> _Your goal_
Below are the records; pull every line that includes "ricordano".

[A block of data]
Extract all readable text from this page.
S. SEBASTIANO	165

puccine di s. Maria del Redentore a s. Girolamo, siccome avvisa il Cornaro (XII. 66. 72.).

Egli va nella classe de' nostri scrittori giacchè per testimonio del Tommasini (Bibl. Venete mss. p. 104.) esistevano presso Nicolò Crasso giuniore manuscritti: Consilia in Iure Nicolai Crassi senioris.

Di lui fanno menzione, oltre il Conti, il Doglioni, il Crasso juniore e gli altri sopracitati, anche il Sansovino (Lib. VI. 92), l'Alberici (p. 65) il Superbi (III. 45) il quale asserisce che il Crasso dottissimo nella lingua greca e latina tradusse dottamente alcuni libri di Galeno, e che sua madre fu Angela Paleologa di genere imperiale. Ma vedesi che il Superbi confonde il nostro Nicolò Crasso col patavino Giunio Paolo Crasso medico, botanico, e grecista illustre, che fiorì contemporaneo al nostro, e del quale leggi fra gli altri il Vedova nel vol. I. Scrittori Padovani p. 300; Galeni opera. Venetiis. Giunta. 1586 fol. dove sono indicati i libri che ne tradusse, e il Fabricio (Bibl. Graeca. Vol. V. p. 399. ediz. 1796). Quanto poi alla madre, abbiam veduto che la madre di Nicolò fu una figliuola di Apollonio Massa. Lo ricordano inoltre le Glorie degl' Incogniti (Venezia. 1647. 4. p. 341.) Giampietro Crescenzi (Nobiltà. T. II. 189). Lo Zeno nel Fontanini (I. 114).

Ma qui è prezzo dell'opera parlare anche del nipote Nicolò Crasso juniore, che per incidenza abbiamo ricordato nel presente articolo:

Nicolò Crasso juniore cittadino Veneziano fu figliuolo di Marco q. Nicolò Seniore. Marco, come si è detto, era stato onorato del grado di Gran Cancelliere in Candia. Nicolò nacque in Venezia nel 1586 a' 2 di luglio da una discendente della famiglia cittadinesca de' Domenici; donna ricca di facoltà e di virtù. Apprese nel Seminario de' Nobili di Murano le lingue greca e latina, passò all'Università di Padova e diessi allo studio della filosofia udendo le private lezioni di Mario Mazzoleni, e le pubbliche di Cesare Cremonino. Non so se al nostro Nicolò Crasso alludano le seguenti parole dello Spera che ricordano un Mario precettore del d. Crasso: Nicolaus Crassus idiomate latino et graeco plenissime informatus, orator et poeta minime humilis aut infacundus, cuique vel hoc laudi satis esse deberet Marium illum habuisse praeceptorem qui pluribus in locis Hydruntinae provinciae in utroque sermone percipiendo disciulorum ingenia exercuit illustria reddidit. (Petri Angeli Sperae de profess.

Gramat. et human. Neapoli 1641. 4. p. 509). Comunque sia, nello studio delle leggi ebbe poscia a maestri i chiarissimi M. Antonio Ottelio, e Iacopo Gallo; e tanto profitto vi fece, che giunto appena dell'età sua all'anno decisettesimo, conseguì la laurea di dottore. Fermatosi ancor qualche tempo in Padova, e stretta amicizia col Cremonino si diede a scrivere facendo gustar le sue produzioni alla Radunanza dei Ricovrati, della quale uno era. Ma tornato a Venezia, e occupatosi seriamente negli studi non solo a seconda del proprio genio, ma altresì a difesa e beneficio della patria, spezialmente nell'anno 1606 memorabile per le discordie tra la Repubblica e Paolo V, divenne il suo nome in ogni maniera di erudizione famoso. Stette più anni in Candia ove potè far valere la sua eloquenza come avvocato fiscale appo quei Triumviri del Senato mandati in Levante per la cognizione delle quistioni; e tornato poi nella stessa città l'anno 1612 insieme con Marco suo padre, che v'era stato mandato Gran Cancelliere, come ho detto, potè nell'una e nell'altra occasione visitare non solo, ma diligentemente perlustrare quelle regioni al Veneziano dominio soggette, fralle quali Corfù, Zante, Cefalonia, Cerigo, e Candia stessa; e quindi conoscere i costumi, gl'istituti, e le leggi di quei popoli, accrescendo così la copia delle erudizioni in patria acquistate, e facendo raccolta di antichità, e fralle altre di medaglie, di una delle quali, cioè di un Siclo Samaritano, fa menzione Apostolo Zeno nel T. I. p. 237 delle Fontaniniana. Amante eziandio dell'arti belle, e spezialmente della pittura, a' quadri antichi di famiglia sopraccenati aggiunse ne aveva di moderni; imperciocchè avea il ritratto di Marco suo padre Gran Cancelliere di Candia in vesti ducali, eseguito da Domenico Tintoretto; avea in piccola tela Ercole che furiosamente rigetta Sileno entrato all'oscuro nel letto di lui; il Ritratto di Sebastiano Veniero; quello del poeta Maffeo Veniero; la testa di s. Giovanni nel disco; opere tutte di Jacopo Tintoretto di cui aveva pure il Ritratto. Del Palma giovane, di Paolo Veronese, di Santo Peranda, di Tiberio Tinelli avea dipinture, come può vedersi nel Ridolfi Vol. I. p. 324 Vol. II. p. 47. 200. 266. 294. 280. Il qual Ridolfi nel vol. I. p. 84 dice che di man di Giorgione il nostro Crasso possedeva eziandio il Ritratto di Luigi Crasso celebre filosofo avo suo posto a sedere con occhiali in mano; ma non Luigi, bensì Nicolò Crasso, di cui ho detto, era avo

> _Expected answer_
Di lui fanno menzione, oltre il Conti, il Doglioni, il Crasso juniore e gli altri sopracitati, anche il Sansovino (Lib. VI. 92), l'Alberici (p. 65) il Superbi (III. 45) il quale asserisce che il Crasso dottissimo nella lingua greca e latina tradusse dottamente alcuni libri di Galeno, e che sua madre fu Angela Paleologa di genere imperiale. Ma vedesi che il Superbi confonde il nostro Nicolò Crasso col patavino Giunio Paolo Crasso medico, botanico, e grecista illustre, che fiorì contemporaneo al nostro, e del quale leggi fra gli altri il Vedova nel vol. I. Scrittori Padovani p. 300; Galeni opera. Venetiis. Giunta. 1586 fol. dove sono indicati i libri che ne tradusse, e il Fabricio (Bibl. Graeca. Vol. V. p. 399. ediz. 1796). Quanto poi alla madre, abbiam veduto che la madre di Nicolò fu una figliuola di Apollonio Massa. Lo ricordano inoltre le Glorie degl' Incogniti (Venezia. 1647. 4. p. 341.) Giampietro Crescenzi (Nobiltà. T. II. 189). Lo Zeno nel Fontanini (I. 114).
Nicolò Crasso juniore cittadino Veneziano fu figliuolo di Marco q. Nicolò Seniore. Marco, come si è detto, era stato onorato del grado di Gran Cancelliere in Candia. Nicolò nacque in Venezia nel 1586 a' 2 di luglio da una discendente della famiglia cittadinesca de' Domenici; donna ricca di facoltà e di virtù. Apprese nel Seminario de' Nobili di Murano le lingue greca e latina, passò all'Università di Padova e diessi allo studio della filosofia udendo le private lezioni di Mario Mazzoleni, e le pubbliche di Cesare Cremonino. Non so se al nostro Nicolò Crasso alludano le seguenti parole dello Spera che ricordano un Mario precettore del d. Crasso: Nicolaus Crassus idiomate latino et graeco plenissime informatus, orator et poeta minime humilis aut infacundus, cuique vel hoc laudi satis esse deberet Marium illum habuisse praeceptorem qui pluribus in locis Hydruntinae provinciae in utroque sermone percipiendo disciulorum ingenia exercuit illustria reddidit. (Petri Angeli Sperae de profess.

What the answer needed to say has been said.